*Aufgabe A*
Wie lange hat Pia Strietmann laut dem Text über das Filmgespräch im Thalia-Kino am Drehbuch für „Tage die bleiben“ gearbeitet?
*Aufgabe B*
Setze den Lesetext über den Film „Tage die bleiben“ im Anschluss an seinen letzten Satz fort.

Kultur: Lachen über den Tod

Locker-leichtes Filmgespräch im Thalia

Wir verdrängen ihn so gut wir können: den Tod. Und auch über Verlust und Trauer können die meisten nicht sprechen. Die Regisseurin Pia Strietmann, 33 Jahre jung, wollte in ihrem ersten abendfüllenden Spielfilm etwas Persönliches erzählen. Das sagte sie am Sonntagabend beim Filmgespräch im Thalia-Kino. Sie hat am Drehbuch für „Tage die bleiben“ mehr als fünf Jahre gearbeitet und brauchte auch immer wieder Zeit, um Abstand zu gewinnen. Inspiriert dazu wurde sie vom Tod ihres Vaters, der starb, als sie Mitte 20 war.

Pia Strietmann machte die Erfahrung, dass dieses Thema trotz der Schmerzen, die damit verbunden sind, auch Seiten hat, über die man lachen kann. Die hat sie jetzt versucht auszuloten. Ihr Drehbuch war so überzeugend, dass sie Schauspieler wie Götz Schubert, Max Riemelt und Tessa Mittelstaedt gewinnen konnte, in ihrem Spielfilmerstling zu spielen. Diese Darsteller und Filmtochter Mathilde Bundschuh sowie Michael Kranz als Bestattungsunternehmer waren auch ins Thalia-Kino gekommen und plauderten nach der Voraufführung gut gelaunt und locker im nahezu vollbesetzten Kinosaal.

„Tage die bleiben“ erzählt die Geschichte einer zerrütteten Familie. Die Eltern (Lena Stolze und Götz Schubert) haben sich auseinandergelebt und längst mit Liebhabern getröstet. Der erwachsene Sohn (Max Riemelt) lebt als drittklassiger Schauspieler in Berlin und vermeidet jeden Kontakt zu ihnen. Die pubertierende Elaine (Mathilde Bundschuh) schwankt zwischen Trotz und Anlehnungsbedürfnis. Das würde so weitergehen, doch dann kommt ihre Mutter bei einem Autounfall ums Leben. Jetzt passiert, was lange vermieden worden ist. Die Familienmitglieder treffen aufeinander, um das Begräbnis zu organisieren.

Selbst wenn ihr Verhältnis harmonischer wäre, würde so eine Situation eine Menge Fragen und Probleme aufwerfen. Wie geht man um mit Trauer und Verlust? Wie fühlt es sich an, wenn man wütend ist oder sich schuldig fühlt? Bei dieser Familie steht jeder allein da und entwickelt ganz unterschiedliche Strategien, um seinen Schmerz erst mal zu betäuben. Der Vater stürzt sich in die Arme seiner Geliebten, der Sohn in Aktionismus und die Tochter in Wut und Trotz. Aber es müssen gemeinsam Entscheidungen getroffen werden. Und schon die über den Sarg für die Mutter löst neue Konflikte aus.

*Extrahiertes Material*
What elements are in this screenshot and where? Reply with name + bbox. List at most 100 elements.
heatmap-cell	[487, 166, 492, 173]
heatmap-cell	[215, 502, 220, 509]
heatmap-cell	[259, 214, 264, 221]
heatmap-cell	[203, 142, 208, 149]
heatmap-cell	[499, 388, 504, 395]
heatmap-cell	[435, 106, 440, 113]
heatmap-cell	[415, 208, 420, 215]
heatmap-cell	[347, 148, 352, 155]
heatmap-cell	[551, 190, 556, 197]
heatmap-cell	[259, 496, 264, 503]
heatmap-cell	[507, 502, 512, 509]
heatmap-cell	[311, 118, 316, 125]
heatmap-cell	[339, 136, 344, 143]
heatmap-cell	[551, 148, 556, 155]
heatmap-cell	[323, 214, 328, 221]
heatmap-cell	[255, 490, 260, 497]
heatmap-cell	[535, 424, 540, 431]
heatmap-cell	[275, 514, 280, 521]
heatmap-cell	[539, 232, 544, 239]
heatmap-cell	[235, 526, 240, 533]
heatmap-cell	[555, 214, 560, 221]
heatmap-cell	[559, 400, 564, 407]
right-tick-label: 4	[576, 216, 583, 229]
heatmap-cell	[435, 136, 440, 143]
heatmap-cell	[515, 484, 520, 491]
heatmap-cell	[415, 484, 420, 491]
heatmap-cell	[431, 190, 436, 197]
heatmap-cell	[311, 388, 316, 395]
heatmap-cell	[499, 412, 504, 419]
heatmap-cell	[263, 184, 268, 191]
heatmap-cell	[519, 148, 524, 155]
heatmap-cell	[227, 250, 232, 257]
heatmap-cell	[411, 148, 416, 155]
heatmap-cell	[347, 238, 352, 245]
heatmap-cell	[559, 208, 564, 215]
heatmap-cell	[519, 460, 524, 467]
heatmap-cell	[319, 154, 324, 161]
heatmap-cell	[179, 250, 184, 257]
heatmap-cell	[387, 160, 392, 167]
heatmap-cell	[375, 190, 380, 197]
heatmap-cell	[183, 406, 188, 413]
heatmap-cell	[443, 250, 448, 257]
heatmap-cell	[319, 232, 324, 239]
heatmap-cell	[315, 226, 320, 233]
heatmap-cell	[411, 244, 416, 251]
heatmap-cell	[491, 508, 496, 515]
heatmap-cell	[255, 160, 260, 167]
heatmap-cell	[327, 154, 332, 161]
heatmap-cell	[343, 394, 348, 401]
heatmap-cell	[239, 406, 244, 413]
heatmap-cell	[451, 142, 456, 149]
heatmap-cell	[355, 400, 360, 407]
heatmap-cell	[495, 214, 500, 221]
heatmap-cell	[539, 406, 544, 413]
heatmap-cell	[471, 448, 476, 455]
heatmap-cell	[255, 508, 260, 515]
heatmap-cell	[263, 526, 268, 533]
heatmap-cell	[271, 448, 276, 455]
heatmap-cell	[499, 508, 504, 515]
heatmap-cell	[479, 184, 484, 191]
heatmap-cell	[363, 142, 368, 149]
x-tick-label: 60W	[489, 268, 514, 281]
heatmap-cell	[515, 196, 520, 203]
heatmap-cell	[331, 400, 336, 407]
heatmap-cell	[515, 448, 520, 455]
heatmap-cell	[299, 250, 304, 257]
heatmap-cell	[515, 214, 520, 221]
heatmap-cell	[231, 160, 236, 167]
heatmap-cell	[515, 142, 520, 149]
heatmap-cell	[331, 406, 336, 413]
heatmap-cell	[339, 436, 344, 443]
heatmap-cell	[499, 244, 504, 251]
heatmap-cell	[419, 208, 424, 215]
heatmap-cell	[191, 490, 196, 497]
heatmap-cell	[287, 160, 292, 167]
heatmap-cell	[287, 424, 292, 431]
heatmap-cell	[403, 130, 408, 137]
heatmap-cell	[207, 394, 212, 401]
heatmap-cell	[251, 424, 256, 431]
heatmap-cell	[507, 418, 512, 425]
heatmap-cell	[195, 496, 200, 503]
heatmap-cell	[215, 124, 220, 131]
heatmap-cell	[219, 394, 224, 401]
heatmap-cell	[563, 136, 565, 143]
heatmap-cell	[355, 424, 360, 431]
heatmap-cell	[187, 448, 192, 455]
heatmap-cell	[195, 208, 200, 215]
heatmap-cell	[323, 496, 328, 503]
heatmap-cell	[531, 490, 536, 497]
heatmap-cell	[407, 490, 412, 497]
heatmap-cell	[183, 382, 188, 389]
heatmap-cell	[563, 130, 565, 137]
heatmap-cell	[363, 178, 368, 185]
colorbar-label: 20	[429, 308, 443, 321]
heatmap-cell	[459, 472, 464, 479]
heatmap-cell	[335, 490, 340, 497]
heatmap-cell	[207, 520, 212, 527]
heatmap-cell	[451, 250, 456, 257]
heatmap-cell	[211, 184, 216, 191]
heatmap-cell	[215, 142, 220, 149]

*Endergebnis A*
Mehr als fünf Jahre.

*Endergebnis B*
Denn die Tochter plädiert für ein knallrotes ufoartiges Gebilde, was im tiefschwarzen Münster, wo die Filmhandlung angesiedelt ist, immer noch ein Affront ist. Und hier trifft der Film noch einen Nerv unserer Zeit. Zwar hat die Kirche genügend Rituale, um jemanden würdig unter die Erde zu bringen, aber viele Menschen suchen inzwischen nach eigenen Wegen, um ihrer Trauer Ausdruck zu verleihen. Und da sind „Erdmöbel aus massivem Eichenholz mit hellem Finish“ und steif-salbadernde Geistliche nicht das Richtige. Schön hingegen der dortige Brauch, die Nachbarn zu bitten, sich als Sargträger zur Verfügung zu stellen. Und auch in diesen kurzen Begegnungen, Tochter Elaine geht von Tür zu Tür, zeigte sich pointiert, wie hilflos die meisten von uns im Angesicht des Todes sind.

Für die Mitglieder der Filmfamilie – die Schauspieler lobten im Gespräch, wie gut sie von Pia Strietmann bei den Dreharbeiten geführt und auch aufgefangen wurden – geht das Leben weiter. Sie finden jeder einen Weg, ihre Traurigkeit zu fühlen und auch auszudrücken. Das lässt sie wachsen und bringt sie wieder zusammen.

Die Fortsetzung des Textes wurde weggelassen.